▶ _Exercise directions_:
Look through the data below and say how many of its lines contain "image", adding nothing else.

▶ _Material for this exercise_:
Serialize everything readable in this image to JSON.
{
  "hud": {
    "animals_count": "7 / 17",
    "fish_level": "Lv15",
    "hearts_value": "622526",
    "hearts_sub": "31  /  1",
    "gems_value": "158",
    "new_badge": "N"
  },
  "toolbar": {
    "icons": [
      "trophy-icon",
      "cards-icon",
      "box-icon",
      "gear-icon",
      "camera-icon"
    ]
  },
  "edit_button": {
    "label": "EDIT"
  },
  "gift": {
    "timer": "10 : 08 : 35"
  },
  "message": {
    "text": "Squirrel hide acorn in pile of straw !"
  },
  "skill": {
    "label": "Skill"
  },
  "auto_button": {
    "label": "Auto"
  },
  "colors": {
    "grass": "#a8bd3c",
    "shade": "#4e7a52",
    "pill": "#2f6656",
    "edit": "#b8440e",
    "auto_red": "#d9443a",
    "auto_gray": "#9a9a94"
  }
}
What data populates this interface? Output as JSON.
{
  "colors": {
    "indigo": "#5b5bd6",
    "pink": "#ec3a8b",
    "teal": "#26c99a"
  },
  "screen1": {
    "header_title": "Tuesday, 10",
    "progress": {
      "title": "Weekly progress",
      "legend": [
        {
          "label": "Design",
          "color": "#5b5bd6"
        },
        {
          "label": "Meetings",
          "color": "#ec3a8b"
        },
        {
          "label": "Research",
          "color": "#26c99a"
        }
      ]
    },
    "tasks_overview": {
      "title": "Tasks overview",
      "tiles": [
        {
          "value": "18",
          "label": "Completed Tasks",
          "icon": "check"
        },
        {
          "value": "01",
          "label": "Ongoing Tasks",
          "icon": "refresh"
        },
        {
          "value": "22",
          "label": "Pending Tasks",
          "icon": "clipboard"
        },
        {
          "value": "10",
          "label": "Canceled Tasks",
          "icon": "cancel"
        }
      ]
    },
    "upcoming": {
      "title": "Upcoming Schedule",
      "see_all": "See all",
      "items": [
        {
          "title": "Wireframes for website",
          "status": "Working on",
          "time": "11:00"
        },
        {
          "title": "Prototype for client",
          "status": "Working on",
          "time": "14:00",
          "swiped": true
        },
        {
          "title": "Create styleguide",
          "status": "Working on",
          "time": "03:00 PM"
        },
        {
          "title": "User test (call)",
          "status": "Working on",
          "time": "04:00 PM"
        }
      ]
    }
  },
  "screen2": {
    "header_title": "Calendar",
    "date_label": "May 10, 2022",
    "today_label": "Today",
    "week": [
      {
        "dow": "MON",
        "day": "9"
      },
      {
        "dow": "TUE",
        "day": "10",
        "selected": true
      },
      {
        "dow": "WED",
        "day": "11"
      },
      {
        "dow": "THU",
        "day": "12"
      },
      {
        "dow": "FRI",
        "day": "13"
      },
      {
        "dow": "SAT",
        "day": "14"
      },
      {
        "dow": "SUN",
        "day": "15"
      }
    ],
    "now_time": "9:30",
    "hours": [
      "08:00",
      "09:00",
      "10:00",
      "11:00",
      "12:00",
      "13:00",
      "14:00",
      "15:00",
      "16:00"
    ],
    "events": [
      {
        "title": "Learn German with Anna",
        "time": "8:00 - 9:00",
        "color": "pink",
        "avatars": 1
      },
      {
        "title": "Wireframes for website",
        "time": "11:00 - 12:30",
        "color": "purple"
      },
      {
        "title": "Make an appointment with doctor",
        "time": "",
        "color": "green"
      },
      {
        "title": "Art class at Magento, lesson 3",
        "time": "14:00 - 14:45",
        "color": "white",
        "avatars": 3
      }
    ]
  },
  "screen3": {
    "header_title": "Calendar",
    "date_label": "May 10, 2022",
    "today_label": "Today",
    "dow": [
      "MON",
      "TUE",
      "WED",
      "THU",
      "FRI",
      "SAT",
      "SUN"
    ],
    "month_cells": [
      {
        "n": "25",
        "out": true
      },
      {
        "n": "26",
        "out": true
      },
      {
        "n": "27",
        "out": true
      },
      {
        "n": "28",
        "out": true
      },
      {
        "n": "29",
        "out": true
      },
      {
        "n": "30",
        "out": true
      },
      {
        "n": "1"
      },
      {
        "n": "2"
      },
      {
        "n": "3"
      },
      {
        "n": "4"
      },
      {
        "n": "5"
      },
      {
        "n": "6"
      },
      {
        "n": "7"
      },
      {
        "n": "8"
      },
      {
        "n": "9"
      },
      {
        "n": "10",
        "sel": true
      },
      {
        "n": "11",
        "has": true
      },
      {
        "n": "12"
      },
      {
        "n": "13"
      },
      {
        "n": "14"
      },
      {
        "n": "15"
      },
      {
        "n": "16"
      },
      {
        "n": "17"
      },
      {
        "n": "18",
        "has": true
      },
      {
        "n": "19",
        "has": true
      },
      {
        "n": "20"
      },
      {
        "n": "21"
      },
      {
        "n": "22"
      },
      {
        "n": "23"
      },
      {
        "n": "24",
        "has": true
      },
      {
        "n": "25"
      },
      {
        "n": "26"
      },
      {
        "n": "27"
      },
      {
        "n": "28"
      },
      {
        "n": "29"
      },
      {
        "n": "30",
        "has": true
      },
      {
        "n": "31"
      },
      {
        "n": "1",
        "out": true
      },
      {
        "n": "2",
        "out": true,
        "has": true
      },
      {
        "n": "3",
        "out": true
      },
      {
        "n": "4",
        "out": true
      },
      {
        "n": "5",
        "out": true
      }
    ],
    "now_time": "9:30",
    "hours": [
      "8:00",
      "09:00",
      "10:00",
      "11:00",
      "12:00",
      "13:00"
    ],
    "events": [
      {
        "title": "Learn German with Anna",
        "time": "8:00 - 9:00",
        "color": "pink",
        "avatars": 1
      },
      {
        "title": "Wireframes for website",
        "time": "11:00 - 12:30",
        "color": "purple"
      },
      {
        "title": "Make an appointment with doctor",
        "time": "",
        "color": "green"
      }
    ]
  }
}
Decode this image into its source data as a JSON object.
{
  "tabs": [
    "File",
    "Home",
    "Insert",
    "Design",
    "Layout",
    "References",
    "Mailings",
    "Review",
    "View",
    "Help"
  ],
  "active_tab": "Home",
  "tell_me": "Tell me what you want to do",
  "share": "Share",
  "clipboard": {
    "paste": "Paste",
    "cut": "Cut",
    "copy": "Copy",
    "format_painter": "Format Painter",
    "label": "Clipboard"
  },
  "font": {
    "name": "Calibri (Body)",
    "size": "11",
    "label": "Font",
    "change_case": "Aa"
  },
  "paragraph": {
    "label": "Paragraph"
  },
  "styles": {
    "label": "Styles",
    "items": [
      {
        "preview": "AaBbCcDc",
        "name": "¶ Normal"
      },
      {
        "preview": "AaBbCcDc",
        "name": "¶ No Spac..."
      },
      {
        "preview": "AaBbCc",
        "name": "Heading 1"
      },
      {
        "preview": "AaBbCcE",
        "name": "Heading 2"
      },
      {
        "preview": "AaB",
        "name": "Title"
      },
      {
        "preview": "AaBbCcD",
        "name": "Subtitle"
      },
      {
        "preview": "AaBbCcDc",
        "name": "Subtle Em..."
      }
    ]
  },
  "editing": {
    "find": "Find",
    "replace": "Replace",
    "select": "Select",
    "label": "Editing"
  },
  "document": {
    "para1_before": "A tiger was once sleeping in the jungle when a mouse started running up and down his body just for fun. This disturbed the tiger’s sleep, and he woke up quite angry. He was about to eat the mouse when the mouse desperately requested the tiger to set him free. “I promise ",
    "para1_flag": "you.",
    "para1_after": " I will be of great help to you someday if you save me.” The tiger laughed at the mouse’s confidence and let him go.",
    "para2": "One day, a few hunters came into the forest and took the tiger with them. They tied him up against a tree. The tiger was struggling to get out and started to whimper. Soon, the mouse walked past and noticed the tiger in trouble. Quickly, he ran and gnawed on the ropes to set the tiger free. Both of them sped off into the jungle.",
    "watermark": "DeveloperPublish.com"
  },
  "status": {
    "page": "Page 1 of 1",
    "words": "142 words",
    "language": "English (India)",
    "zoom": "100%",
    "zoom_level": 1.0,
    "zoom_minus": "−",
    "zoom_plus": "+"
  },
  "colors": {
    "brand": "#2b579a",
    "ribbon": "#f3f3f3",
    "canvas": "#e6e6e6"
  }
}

▶ _Reply to the task_:
2